## REQUIREMENT
Reproduce the material from the line with "Patent image size: (1032, 990)." to the line with "The small conical gear 7 is at (557, 472).", substituting "side view" for "front view" and leaving everything else unchanged.

## ENTRIES SUPPLIED
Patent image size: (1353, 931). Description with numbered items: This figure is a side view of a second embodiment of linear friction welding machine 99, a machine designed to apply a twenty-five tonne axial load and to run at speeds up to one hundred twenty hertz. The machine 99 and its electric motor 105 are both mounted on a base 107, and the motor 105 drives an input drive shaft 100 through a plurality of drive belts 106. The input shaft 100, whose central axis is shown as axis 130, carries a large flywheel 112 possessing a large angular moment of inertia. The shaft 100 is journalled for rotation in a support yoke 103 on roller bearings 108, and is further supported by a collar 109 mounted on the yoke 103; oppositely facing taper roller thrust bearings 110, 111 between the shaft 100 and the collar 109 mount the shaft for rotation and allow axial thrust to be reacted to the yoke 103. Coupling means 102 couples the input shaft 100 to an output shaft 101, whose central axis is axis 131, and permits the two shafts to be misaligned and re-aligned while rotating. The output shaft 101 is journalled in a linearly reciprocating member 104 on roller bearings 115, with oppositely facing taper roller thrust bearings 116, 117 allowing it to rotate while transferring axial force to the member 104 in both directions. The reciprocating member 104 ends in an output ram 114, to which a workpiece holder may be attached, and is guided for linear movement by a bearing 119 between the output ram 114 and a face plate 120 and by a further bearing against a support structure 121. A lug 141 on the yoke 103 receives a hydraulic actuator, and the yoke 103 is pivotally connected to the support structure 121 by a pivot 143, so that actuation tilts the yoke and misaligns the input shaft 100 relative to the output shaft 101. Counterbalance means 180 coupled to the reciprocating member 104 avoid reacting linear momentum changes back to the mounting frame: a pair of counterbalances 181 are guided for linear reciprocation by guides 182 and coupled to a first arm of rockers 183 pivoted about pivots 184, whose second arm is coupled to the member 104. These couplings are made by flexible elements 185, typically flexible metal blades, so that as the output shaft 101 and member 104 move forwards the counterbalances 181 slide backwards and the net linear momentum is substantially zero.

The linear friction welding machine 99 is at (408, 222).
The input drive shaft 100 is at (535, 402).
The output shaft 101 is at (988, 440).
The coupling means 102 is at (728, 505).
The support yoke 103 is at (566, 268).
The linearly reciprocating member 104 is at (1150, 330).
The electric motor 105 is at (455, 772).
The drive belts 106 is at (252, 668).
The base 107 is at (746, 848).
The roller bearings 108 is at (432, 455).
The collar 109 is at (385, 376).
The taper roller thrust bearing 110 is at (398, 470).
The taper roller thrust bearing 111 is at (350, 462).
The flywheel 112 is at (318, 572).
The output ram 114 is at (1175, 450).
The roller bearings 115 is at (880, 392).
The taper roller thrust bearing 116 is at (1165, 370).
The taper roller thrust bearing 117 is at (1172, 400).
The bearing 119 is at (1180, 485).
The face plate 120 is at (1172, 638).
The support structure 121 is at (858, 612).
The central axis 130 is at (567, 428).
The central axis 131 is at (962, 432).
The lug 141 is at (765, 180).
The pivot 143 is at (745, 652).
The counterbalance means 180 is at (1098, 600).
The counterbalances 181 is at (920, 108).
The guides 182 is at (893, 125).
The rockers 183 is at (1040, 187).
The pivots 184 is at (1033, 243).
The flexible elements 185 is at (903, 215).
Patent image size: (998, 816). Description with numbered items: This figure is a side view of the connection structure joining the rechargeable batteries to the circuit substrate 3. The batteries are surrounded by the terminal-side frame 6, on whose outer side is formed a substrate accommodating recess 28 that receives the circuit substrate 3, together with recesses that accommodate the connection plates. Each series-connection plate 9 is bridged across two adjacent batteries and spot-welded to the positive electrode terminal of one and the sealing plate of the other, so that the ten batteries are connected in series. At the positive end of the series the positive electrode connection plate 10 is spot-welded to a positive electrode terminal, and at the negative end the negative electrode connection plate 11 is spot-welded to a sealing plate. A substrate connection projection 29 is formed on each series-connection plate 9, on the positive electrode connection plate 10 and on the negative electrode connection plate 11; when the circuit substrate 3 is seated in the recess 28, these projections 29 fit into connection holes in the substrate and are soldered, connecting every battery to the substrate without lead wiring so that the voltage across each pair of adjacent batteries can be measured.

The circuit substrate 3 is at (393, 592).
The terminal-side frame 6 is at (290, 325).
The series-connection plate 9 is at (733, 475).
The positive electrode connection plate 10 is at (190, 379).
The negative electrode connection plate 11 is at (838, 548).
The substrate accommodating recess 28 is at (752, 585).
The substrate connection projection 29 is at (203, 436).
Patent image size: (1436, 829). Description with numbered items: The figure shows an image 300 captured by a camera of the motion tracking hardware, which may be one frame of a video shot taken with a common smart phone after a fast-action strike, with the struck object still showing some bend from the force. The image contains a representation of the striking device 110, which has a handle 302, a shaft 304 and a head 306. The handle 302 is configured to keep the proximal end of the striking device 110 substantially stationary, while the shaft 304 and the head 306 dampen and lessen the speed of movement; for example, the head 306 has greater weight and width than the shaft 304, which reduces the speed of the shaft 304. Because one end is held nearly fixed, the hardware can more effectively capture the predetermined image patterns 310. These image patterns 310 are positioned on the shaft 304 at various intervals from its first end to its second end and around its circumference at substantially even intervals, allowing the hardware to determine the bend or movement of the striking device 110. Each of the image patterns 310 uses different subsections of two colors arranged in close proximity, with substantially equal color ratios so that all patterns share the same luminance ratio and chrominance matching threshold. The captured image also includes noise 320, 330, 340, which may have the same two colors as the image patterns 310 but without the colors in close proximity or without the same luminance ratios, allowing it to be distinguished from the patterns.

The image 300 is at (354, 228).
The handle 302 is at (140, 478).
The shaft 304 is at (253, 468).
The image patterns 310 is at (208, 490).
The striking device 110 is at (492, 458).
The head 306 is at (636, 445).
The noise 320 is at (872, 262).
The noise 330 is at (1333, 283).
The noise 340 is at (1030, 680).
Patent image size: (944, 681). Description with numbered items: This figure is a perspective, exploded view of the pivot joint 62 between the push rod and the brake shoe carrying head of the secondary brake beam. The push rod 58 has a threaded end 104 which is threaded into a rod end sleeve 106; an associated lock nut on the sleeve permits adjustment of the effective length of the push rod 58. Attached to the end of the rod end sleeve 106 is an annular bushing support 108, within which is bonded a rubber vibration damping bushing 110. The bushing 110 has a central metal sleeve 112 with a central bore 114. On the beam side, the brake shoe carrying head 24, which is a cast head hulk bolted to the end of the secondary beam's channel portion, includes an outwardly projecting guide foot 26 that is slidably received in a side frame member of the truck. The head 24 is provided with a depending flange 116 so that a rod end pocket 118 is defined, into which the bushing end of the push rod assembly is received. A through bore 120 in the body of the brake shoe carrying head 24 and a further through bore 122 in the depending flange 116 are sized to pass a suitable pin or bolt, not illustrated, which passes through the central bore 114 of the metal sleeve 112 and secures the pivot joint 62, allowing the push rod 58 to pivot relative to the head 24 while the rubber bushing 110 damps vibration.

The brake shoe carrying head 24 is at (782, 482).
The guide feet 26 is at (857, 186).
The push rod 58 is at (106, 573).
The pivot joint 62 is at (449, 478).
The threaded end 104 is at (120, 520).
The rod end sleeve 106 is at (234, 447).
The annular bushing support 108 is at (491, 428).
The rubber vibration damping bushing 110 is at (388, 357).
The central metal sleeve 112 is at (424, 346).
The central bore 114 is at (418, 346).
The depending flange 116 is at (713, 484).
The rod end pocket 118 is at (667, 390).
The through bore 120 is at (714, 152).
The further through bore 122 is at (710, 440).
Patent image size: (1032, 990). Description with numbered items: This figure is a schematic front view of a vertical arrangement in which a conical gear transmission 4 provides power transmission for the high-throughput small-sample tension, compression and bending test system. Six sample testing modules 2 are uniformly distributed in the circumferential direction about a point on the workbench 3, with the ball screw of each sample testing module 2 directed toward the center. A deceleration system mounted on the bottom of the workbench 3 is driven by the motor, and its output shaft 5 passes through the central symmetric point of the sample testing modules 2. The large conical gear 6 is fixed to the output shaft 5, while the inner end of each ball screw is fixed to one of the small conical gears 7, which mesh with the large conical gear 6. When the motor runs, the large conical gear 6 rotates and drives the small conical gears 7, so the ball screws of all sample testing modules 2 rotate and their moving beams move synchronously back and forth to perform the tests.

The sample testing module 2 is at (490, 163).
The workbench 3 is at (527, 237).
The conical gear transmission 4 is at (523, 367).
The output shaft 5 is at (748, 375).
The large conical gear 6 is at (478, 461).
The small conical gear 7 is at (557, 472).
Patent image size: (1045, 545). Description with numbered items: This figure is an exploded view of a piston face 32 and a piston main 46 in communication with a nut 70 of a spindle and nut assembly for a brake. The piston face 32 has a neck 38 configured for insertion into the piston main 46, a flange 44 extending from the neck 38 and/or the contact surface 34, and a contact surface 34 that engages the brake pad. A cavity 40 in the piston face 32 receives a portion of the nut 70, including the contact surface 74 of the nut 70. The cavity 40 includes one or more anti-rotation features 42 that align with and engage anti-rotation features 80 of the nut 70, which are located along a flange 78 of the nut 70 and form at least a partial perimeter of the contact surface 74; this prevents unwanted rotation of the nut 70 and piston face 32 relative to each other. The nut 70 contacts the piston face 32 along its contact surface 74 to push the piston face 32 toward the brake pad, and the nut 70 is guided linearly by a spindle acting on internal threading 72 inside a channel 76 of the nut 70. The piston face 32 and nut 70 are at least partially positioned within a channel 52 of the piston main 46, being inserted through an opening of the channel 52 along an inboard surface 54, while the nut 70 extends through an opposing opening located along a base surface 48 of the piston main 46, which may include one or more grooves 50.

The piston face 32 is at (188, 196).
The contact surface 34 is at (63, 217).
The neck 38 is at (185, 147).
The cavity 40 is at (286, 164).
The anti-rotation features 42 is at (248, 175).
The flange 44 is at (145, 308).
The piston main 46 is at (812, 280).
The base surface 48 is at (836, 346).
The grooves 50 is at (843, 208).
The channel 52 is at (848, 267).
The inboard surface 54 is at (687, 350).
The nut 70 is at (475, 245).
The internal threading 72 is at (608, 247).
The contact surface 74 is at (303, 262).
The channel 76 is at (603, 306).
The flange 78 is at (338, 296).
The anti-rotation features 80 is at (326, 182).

## EXERCISE ANSWER
Patent image size: (1032, 990). Description with numbered items: This figure is a schematic side view of a vertical arrangement in which a conical gear transmission 4 provides power transmission for the high-throughput small-sample tension, compression and bending test system. Six sample testing modules 2 are uniformly distributed in the circumferential direction about a point on the workbench 3, with the ball screw of each sample testing module 2 directed toward the center. A deceleration system mounted on the bottom of the workbench 3 is driven by the motor, and its output shaft 5 passes through the central symmetric point of the sample testing modules 2. The large conical gear 6 is fixed to the output shaft 5, while the inner end of each ball screw is fixed to one of the small conical gears 7, which mesh with the large conical gear 6. When the motor runs, the large conical gear 6 rotates and drives the small conical gears 7, so the ball screws of all sample testing modules 2 rotate and their moving beams move synchronously back and forth to perform the tests.

The sample testing module 2 is at (490, 163).
The workbench 3 is at (527, 237).
The conical gear transmission 4 is at (523, 367).
The output shaft 5 is at (748, 375).
The large conical gear 6 is at (478, 461).
The small conical gear 7 is at (557, 472).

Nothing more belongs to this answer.